Materials provided:
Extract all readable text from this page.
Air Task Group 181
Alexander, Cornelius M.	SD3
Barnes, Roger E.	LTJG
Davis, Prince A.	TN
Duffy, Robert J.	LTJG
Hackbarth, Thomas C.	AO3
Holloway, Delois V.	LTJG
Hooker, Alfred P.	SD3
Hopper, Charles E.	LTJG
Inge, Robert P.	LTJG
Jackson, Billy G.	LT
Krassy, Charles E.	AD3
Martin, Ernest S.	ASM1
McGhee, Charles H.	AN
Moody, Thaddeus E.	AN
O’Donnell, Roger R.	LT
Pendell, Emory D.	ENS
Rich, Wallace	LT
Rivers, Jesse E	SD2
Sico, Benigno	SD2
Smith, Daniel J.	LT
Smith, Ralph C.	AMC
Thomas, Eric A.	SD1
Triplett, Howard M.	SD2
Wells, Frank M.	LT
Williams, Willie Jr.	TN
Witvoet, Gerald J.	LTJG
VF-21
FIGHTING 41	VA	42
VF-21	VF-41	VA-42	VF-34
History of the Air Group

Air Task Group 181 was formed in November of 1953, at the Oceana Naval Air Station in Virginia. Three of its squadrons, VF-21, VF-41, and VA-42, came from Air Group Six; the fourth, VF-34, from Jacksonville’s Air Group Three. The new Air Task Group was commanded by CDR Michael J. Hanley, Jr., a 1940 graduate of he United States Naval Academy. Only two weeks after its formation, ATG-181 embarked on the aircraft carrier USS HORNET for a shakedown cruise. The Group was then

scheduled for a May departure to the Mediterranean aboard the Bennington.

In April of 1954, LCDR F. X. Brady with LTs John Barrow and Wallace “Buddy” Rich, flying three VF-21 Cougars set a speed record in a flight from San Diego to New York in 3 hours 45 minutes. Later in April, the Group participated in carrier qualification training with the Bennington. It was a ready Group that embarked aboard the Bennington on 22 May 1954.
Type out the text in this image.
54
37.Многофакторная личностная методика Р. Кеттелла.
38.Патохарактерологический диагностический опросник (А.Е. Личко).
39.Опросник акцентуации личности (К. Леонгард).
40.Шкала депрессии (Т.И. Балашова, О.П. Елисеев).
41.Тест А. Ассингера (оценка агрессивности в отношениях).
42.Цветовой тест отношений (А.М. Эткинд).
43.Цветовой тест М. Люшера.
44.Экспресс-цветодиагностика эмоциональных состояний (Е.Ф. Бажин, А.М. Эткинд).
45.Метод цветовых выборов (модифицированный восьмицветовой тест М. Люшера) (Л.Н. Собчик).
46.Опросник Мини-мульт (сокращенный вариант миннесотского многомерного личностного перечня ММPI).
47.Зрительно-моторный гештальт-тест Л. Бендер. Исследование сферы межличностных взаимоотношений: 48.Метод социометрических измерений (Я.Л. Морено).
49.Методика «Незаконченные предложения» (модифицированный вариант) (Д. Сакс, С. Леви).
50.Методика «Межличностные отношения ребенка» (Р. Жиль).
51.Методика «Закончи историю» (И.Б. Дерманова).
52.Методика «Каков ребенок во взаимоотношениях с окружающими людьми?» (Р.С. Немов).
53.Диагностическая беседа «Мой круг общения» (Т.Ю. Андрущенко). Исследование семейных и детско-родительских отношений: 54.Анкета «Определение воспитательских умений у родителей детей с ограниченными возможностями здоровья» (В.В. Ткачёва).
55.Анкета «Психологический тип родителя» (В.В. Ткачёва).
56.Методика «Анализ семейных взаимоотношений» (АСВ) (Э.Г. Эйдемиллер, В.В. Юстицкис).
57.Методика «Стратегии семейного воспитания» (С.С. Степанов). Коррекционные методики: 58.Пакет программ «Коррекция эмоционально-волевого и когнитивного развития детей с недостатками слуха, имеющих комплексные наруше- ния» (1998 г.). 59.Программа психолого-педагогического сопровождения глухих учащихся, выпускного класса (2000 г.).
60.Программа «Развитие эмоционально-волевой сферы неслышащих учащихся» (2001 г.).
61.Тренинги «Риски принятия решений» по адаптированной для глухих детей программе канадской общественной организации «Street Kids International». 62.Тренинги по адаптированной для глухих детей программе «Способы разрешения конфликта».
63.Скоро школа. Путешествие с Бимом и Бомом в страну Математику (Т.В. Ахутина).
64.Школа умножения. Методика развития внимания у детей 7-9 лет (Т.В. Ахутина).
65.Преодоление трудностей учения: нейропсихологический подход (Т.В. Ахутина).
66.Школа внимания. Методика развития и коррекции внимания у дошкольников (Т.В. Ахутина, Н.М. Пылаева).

What is being asked: In the records above, how many lines include the string "from"? Answer with only the number.

Written answer: 3